Provided data -
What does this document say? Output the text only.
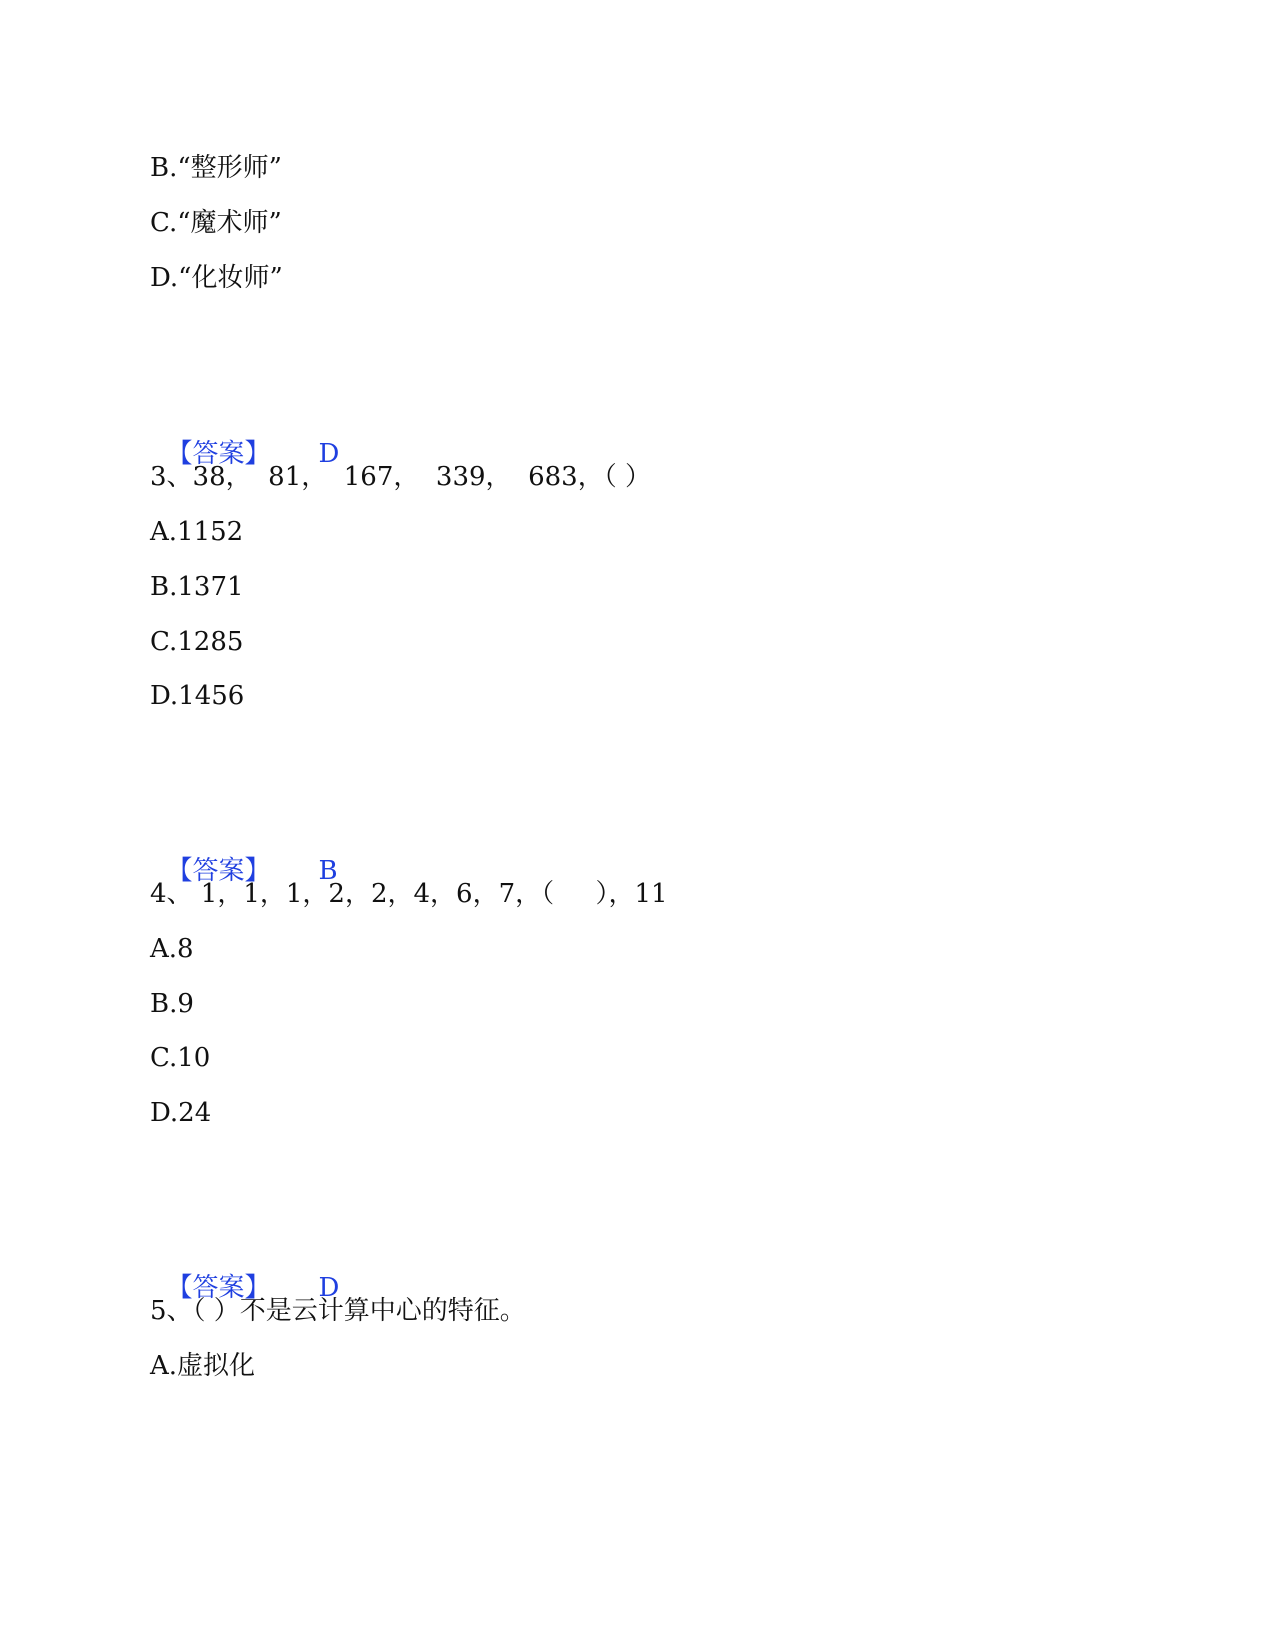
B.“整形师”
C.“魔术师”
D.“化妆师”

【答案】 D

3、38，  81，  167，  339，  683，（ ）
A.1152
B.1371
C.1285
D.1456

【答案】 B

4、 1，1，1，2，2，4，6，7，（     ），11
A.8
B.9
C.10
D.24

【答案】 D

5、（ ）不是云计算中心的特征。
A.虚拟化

Problem requirements - Every line of the data above should be quoted exactly. Omit the pictures.

Task result -
What does this document say? Output the text only.
B.“整形师”
C.“魔术师”
D.“化妆师”

【答案】 D

3、38，  81，  167，  339，  683，（ ）
A.1152
B.1371
C.1285
D.1456

【答案】 B

4、 1，1，1，2，2，4，6，7，（     ），11
A.8
B.9
C.10
D.24

【答案】 D

5、（ ）不是云计算中心的特征。
A.虚拟化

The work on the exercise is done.